Exercise directions →
Reading the listing below, count the lines that contain the word "screenshot" and give that count alone.

[Rows from a figure dataset]
★ ★ ★ ★ ★ ★ ★

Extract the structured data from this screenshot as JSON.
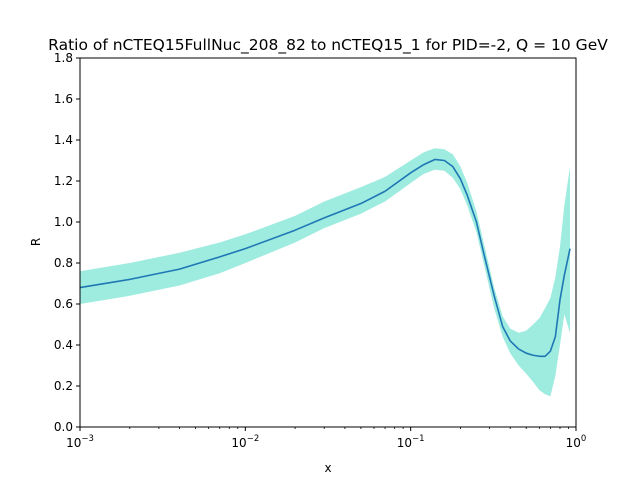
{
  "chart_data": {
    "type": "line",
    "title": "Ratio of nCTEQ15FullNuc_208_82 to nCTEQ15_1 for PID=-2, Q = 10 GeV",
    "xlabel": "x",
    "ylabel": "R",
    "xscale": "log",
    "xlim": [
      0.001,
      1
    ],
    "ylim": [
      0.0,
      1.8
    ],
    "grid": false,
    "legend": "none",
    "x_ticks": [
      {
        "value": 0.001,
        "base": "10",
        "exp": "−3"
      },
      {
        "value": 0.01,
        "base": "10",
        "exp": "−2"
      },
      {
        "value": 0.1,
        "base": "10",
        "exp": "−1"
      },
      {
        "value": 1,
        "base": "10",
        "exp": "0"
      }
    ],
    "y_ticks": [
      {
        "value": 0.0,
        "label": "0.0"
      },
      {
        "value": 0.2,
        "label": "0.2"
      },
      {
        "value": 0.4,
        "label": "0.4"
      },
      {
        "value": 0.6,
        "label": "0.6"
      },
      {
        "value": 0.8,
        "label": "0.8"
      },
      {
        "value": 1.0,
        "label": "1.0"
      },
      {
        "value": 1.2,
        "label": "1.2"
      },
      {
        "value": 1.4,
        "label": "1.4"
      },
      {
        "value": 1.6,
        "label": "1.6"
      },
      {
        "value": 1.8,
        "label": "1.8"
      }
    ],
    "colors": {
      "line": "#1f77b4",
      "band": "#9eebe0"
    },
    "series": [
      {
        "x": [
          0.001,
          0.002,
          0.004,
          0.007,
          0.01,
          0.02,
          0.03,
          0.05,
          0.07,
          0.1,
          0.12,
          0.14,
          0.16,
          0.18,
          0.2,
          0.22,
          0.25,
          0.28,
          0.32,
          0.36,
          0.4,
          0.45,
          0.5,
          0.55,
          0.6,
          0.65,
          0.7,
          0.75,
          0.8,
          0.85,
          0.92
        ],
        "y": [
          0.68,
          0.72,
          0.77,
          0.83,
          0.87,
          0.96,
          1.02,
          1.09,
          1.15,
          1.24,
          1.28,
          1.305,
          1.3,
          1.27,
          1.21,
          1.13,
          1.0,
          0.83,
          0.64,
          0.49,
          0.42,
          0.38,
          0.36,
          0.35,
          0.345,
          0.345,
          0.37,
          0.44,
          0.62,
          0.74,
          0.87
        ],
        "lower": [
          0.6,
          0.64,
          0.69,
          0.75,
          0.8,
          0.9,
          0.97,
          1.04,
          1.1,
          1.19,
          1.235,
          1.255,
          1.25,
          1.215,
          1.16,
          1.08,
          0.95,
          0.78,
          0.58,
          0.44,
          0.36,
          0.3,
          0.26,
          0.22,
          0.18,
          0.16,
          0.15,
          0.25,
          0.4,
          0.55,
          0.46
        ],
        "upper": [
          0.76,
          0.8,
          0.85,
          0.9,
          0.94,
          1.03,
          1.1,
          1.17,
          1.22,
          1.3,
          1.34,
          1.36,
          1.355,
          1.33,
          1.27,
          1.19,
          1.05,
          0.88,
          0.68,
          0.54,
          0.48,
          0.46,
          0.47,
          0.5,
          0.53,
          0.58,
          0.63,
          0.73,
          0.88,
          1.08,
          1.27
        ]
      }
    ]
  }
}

★ ★ ★ ★ ★ ★ ★

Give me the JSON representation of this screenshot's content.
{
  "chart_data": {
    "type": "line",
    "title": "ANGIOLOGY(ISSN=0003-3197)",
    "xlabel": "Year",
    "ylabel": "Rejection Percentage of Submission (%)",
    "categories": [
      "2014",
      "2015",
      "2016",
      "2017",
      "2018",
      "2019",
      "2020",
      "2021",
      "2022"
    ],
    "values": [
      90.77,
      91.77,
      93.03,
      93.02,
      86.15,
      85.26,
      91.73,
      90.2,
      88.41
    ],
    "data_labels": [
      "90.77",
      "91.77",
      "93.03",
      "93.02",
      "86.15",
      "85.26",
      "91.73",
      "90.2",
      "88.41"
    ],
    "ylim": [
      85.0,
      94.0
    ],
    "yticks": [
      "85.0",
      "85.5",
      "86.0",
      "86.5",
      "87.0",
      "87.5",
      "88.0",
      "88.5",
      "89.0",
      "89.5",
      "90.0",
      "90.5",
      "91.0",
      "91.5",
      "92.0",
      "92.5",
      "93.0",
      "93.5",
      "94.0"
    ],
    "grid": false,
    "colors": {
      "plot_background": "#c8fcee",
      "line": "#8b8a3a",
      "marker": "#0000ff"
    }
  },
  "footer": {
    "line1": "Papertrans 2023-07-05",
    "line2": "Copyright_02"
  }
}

★ ★ ★ ★ ★ ★ ★

Solution to the exercise →
2